__Given instruction__
Rewrite the data from the line with "find all labels, buttons, inputs, and" up to and including the line with "list-item-number: 11. [503, 566, 519, 578]", swapping "Distrito Federal" for "Ciudad de México" and changing nothing else.

Element and coordinate data
* * * *

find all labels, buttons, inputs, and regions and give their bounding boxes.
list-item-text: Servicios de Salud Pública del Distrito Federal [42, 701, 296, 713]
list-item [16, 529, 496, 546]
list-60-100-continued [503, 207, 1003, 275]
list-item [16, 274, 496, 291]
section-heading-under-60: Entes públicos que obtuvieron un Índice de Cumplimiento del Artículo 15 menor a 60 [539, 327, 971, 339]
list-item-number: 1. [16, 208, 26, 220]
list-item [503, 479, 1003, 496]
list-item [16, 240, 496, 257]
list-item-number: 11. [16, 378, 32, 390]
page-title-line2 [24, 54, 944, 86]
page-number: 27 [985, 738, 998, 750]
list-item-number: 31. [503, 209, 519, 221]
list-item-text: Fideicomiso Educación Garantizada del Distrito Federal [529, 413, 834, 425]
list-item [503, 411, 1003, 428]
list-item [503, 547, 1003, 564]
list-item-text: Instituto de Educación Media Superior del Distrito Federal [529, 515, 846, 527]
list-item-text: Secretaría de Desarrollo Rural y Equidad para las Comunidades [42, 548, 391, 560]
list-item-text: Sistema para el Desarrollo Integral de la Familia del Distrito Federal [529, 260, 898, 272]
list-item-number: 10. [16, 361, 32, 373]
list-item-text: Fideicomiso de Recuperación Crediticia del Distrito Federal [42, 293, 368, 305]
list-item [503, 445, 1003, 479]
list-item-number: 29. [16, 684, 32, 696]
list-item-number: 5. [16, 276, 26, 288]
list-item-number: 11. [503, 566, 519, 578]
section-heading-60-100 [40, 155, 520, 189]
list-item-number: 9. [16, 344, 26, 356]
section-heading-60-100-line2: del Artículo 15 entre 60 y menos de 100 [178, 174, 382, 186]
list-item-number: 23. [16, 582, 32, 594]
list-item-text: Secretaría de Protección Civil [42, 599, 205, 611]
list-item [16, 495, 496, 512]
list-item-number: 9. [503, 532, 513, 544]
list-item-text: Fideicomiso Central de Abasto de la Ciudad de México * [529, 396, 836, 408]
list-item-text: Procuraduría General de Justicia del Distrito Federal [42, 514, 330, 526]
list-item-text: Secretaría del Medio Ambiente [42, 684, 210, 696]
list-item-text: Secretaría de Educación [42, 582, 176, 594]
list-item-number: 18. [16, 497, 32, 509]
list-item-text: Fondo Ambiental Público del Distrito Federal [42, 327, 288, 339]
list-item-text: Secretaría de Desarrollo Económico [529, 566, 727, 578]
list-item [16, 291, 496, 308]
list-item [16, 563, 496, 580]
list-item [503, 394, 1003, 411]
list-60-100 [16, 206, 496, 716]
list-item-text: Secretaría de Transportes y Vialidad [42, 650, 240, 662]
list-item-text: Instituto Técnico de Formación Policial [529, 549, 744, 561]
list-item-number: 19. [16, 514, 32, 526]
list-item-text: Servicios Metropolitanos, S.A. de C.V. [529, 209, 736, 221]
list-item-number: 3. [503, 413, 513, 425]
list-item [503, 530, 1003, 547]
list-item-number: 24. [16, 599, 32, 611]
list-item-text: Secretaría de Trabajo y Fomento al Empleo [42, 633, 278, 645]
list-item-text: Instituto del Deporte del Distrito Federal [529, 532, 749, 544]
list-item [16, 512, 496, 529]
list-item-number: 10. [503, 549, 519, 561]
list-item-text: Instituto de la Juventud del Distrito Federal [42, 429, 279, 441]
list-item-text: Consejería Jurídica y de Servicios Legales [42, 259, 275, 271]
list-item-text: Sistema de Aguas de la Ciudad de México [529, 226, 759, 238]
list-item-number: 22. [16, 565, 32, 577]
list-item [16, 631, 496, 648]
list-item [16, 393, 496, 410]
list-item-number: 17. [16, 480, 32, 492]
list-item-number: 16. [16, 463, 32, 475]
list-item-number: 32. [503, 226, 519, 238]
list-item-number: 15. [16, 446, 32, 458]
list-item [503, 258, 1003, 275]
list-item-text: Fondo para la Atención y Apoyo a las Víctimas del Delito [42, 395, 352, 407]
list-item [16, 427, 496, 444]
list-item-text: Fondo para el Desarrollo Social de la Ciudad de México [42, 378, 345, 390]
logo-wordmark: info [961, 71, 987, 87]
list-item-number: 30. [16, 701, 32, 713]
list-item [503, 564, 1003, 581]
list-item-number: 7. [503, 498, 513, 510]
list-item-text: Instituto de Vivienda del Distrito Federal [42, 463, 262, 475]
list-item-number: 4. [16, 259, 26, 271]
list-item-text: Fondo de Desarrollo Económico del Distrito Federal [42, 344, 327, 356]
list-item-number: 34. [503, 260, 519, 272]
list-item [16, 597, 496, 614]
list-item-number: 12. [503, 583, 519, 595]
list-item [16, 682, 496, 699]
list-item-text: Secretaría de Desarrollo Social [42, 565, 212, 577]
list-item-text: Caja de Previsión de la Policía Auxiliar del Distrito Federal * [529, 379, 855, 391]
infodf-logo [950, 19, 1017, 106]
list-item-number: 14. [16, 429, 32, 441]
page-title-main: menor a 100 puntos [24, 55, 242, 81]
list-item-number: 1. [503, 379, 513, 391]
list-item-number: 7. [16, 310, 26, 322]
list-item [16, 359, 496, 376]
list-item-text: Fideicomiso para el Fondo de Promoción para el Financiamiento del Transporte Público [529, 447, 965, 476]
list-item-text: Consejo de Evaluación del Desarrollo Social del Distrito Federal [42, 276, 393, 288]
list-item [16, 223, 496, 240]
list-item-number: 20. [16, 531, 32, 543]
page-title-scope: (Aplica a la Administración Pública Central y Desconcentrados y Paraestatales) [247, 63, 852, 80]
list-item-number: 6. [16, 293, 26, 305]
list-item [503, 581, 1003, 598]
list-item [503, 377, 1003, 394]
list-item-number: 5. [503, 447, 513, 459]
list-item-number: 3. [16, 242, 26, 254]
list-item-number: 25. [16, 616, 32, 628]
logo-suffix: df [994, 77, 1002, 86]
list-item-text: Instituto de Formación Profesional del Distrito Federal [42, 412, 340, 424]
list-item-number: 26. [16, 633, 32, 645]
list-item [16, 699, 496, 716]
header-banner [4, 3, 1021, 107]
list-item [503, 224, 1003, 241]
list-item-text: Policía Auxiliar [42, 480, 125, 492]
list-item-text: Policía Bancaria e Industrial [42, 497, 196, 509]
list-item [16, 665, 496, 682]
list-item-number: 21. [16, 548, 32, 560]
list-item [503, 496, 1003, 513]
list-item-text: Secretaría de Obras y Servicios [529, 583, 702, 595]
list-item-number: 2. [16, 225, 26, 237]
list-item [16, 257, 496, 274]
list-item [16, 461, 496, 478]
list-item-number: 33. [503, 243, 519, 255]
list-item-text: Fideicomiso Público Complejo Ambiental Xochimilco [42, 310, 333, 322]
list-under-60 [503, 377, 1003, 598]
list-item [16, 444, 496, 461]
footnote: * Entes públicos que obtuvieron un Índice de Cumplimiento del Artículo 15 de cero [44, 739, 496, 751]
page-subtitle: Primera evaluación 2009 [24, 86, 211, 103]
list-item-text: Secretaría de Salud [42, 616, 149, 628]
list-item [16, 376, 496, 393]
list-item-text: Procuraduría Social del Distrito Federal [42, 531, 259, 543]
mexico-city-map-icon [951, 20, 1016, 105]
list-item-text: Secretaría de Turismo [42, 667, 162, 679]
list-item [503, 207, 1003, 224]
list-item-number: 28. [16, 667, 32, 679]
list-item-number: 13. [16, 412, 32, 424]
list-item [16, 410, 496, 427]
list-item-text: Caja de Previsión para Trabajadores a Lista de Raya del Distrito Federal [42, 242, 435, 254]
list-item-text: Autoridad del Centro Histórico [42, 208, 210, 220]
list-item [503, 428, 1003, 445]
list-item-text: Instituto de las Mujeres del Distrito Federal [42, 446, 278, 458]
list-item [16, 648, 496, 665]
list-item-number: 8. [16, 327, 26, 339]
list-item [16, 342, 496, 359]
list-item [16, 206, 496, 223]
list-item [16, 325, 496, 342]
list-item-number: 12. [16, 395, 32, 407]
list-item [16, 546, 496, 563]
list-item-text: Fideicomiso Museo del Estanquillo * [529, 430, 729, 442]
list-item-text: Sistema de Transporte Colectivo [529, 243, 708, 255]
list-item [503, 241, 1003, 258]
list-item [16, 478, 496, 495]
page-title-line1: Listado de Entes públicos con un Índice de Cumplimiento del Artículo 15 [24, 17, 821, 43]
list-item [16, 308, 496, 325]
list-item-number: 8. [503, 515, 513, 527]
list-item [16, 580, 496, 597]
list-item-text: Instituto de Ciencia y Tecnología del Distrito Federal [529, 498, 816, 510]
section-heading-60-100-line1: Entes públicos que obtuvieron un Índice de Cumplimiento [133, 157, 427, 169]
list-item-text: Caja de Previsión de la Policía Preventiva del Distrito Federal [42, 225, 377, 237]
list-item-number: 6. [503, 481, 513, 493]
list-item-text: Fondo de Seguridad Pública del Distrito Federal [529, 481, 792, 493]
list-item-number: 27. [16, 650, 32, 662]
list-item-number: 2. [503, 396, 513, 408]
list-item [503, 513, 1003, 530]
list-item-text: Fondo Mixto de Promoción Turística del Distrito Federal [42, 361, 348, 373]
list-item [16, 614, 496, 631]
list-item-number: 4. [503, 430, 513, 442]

* * * *

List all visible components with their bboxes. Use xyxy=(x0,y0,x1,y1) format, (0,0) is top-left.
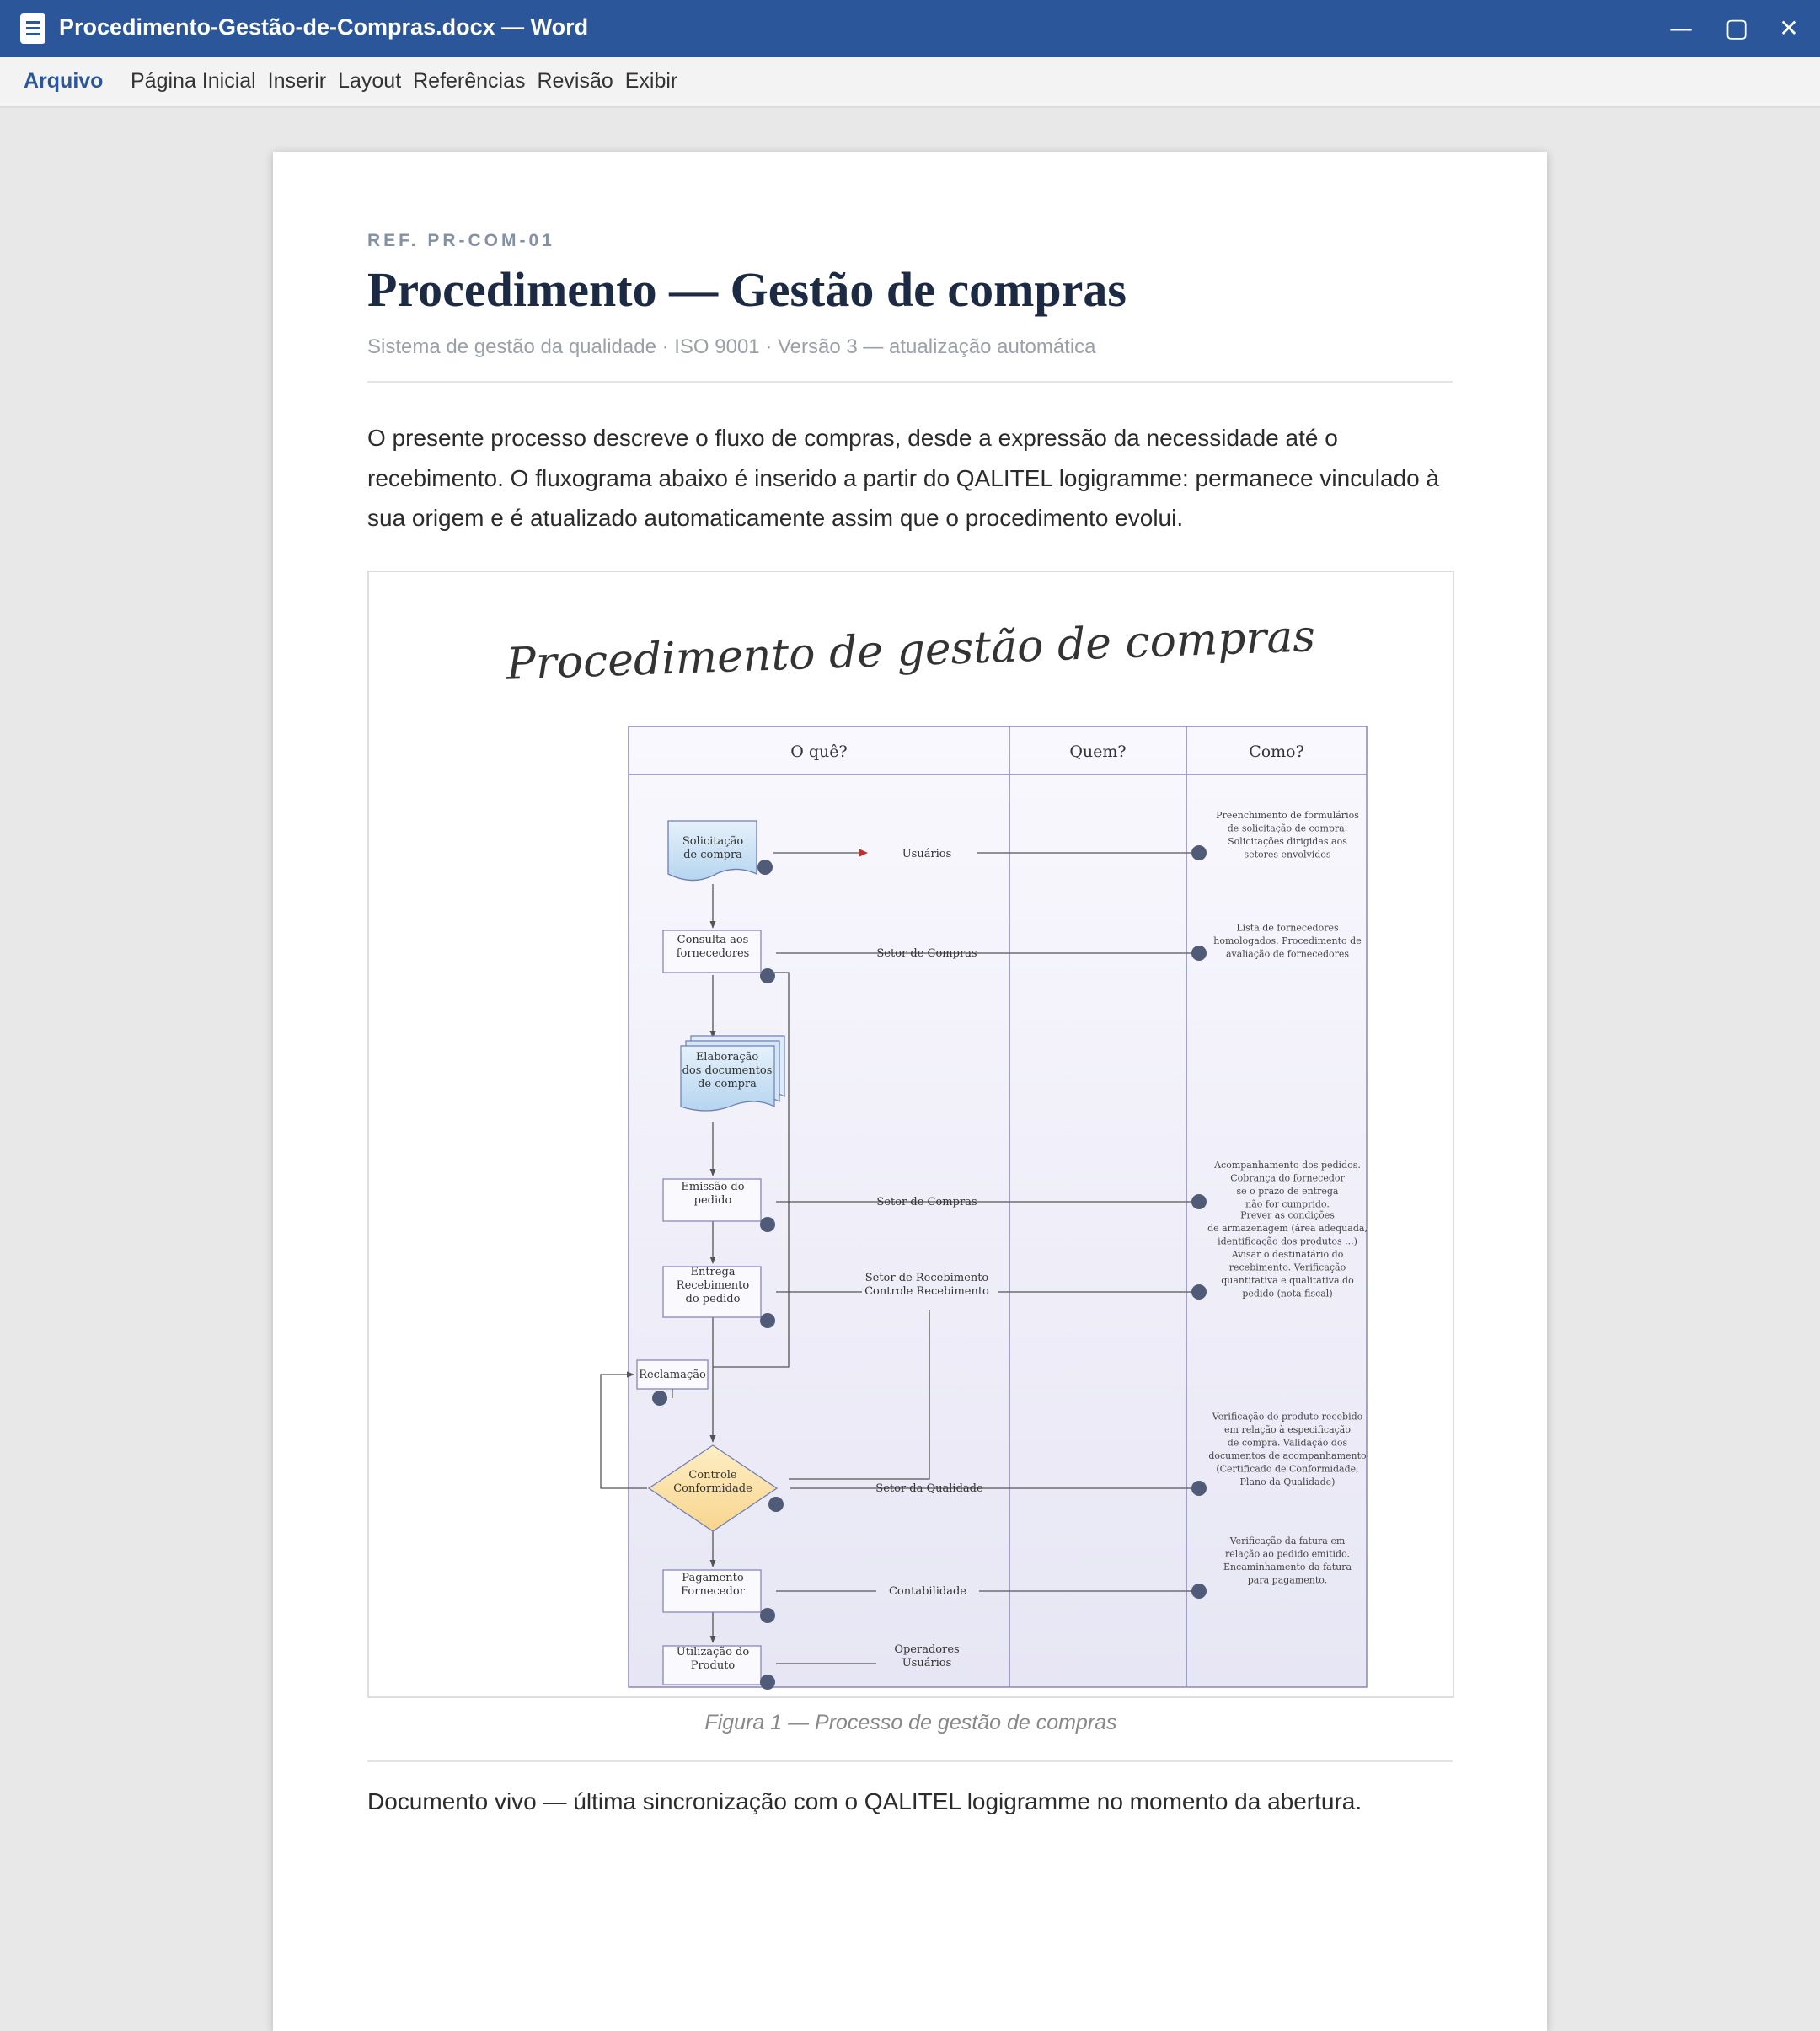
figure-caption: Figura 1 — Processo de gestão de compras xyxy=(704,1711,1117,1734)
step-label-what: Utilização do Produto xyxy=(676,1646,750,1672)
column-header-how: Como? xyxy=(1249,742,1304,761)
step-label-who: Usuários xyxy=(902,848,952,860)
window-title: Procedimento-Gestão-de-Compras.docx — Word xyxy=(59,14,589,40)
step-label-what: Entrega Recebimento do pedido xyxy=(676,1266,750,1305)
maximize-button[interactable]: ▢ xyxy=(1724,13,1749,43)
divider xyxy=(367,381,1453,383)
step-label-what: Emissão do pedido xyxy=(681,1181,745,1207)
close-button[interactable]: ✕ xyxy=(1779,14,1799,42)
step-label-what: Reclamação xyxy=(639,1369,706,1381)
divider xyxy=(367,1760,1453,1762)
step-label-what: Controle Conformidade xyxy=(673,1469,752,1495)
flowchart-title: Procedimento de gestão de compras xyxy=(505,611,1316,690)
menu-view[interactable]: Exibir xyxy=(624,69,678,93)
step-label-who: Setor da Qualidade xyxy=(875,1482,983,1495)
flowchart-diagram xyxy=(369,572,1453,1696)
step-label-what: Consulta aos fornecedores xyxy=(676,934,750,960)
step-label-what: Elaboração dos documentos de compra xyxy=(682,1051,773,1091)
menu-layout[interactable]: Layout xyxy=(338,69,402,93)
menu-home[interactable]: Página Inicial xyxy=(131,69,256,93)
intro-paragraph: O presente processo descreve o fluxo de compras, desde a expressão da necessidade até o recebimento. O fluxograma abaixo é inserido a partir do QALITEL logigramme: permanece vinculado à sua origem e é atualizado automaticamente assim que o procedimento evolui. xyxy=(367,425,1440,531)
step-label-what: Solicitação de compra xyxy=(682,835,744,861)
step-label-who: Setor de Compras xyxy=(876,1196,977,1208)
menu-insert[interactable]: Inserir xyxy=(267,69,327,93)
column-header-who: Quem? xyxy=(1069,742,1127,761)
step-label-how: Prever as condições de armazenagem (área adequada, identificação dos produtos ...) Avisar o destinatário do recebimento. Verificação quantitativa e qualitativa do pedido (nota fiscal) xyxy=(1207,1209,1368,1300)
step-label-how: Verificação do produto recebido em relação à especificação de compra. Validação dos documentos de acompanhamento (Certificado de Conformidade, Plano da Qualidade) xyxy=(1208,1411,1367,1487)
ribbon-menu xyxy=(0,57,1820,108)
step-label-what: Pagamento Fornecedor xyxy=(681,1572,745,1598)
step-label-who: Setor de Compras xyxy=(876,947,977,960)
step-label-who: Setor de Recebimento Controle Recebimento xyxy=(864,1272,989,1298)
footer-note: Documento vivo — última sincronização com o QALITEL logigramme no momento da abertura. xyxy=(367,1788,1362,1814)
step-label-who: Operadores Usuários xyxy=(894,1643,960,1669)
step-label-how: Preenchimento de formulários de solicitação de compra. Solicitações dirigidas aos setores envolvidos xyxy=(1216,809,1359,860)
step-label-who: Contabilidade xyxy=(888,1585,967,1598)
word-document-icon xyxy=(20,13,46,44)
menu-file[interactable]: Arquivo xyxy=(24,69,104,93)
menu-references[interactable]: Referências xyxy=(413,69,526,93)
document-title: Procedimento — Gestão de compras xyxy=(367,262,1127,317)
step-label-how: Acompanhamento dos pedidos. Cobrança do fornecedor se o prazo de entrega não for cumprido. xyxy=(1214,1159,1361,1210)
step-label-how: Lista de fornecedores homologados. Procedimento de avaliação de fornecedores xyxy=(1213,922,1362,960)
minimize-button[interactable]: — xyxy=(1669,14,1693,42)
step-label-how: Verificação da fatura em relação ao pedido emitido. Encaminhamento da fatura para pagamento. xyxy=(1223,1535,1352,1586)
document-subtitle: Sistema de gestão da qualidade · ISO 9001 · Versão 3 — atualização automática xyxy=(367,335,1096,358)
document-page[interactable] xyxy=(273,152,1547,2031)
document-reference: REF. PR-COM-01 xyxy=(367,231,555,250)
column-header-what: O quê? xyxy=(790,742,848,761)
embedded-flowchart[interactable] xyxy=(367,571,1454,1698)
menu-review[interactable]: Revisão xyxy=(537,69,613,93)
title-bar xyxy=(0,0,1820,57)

* * * *

__Result for this exercise__
find all labels, buttons, inputs, and regions and give their bounding boxes.
list-item-text: Servicios de Salud Pública del Ciudad de México [42, 701, 296, 713]
list-item [16, 529, 496, 546]
list-60-100-continued [503, 207, 1003, 275]
list-item [16, 274, 496, 291]
section-heading-under-60: Entes públicos que obtuvieron un Índice de Cumplimiento del Artículo 15 menor a 60 [539, 327, 971, 339]
list-item-number: 1. [16, 208, 26, 220]
list-item [503, 479, 1003, 496]
list-item [16, 240, 496, 257]
list-item-number: 11. [16, 378, 32, 390]
page-title-line2 [24, 54, 944, 86]
page-number: 27 [985, 738, 998, 750]
list-item-number: 31. [503, 209, 519, 221]
list-item-text: Fideicomiso Educación Garantizada del Ciudad de México [529, 413, 834, 425]
list-item [503, 411, 1003, 428]
list-item [503, 547, 1003, 564]
list-item-text: Instituto de Educación Media Superior del Ciudad de México [529, 515, 846, 527]
list-item-text: Secretaría de Desarrollo Rural y Equidad para las Comunidades [42, 548, 391, 560]
list-item-text: Sistema para el Desarrollo Integral de la Familia del Ciudad de México [529, 260, 898, 272]
list-item-number: 10. [16, 361, 32, 373]
list-item-text: Fideicomiso de Recuperación Crediticia del Ciudad de México [42, 293, 368, 305]
list-item [503, 445, 1003, 479]
list-item-number: 29. [16, 684, 32, 696]
list-item-number: 5. [16, 276, 26, 288]
list-item-number: 11. [503, 566, 519, 578]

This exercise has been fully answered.